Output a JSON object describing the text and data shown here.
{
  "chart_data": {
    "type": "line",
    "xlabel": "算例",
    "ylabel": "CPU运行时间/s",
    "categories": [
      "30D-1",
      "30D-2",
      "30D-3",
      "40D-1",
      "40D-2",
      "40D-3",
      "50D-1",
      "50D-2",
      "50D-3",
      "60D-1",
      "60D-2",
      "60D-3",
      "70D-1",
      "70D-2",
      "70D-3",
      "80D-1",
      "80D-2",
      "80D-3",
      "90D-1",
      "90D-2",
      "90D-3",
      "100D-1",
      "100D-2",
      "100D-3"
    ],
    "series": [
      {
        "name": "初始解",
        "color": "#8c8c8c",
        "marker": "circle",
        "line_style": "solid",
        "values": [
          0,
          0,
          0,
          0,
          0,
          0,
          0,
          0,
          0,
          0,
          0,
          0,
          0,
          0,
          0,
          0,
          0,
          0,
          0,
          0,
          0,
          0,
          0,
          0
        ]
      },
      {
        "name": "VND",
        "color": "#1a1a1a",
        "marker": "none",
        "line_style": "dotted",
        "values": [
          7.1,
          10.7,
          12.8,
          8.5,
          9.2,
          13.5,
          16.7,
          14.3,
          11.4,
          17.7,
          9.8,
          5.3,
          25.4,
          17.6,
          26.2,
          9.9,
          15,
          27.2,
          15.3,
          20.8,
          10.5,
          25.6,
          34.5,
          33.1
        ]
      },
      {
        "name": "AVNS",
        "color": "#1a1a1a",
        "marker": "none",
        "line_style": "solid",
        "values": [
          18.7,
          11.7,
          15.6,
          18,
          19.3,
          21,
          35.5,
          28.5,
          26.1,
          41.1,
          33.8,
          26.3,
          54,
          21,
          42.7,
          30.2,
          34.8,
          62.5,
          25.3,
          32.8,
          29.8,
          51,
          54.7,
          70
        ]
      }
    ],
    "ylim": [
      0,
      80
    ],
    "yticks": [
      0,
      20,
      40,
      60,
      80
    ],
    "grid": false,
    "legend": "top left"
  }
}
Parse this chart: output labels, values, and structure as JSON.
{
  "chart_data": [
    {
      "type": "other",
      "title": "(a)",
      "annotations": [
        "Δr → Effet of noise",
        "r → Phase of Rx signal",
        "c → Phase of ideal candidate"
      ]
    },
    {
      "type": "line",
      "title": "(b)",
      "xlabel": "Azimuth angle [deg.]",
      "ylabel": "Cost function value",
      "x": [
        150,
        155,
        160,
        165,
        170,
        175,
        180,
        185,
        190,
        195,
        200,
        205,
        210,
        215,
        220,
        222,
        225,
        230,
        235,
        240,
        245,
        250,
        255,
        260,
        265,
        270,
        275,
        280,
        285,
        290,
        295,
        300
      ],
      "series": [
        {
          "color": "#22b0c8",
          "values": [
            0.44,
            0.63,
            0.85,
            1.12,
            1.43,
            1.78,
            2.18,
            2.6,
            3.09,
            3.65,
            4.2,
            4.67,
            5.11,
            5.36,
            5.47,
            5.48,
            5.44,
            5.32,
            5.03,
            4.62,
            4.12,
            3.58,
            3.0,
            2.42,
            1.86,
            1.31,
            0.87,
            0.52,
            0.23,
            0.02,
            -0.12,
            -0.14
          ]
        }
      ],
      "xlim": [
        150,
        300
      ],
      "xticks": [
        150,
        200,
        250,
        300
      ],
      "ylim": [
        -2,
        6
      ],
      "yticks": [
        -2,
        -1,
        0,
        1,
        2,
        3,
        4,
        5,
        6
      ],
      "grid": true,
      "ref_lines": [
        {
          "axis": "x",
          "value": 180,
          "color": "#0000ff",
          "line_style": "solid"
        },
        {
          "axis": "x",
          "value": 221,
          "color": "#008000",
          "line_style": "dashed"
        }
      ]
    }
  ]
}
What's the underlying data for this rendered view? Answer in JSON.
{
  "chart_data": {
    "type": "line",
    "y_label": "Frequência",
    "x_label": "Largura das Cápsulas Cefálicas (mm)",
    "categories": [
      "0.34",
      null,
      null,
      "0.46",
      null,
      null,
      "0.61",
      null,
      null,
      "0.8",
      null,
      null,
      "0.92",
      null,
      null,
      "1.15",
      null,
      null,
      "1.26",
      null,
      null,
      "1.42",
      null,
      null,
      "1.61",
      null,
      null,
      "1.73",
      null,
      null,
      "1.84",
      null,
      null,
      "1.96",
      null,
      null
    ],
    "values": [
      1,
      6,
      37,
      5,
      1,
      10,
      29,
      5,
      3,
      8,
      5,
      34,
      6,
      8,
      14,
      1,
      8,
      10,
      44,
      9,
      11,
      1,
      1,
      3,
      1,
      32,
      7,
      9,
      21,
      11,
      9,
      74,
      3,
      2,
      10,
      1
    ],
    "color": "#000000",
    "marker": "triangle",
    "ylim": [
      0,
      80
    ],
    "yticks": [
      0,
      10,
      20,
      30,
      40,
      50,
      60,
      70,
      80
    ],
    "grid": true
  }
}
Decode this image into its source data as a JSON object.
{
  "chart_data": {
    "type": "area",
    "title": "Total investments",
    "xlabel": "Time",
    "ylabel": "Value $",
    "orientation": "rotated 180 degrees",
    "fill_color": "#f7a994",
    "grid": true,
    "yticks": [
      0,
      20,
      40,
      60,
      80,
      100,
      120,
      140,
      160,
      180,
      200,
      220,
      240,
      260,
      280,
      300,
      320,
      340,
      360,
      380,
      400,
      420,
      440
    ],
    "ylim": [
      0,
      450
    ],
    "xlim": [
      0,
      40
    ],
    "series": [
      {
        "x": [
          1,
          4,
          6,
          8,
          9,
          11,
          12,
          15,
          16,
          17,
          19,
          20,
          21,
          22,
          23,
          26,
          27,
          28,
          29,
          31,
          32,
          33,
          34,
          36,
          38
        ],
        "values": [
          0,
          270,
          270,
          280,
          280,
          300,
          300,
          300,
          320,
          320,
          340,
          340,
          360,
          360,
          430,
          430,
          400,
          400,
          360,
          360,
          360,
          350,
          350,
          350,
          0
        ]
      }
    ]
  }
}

INSTRUCTIONS FOR THE TASK -> Scan the listing above for the word "xlabel" and show each line where it is found.

REPLY ->
    "xlabel": "算例",
      "xlabel": "Azimuth angle [deg.]",
    "xlabel": "Time",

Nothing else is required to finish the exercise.